TASK PROMPT: Collect all lines from the records below that include the word "something".

RAW RECORDS:
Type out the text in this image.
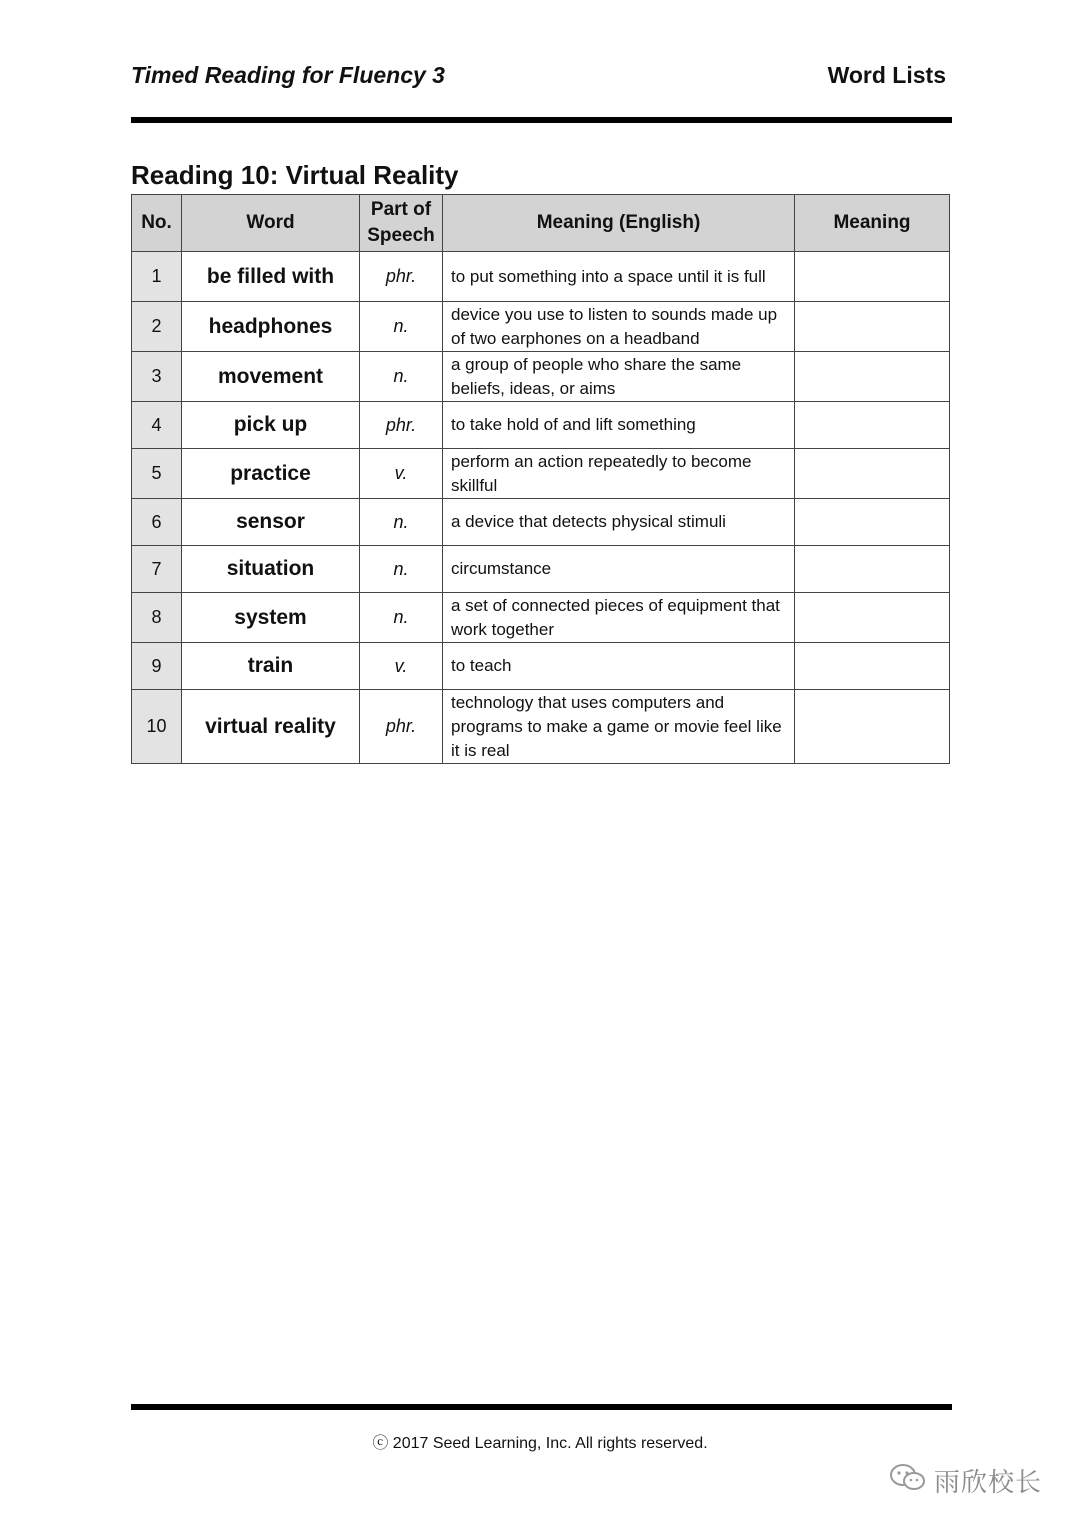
Timed Reading for Fluency 3	Word Lists
Reading 10: Virtual Reality
No.	Word	Part of Speech	Meaning (English)	Meaning
1	be filled with	phr.	to put something into a space until it is full	
2	headphones	n.	device you use to listen to sounds made up of two earphones on a headband	
3	movement	n.	a group of people who share the same beliefs, ideas, or aims	
4	pick up	phr.	to take hold of and lift something	
5	practice	v.	perform an action repeatedly to become skillful	
6	sensor	n.	a device that detects physical stimuli	
7	situation	n.	circumstance	
8	system	n.	a set of connected pieces of equipment that work together	
9	train	v.	to teach	
10	virtual reality	phr.	technology that uses computers and programs to make a game or movie feel like it is real	
ⓒ 2017 Seed Learning, Inc. All rights reserved.
雨欣校长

SOLUTION TO THE EXERCISE:
1	be filled with	phr.	to put something into a space until it is full	
4	pick up	phr.	to take hold of and lift something	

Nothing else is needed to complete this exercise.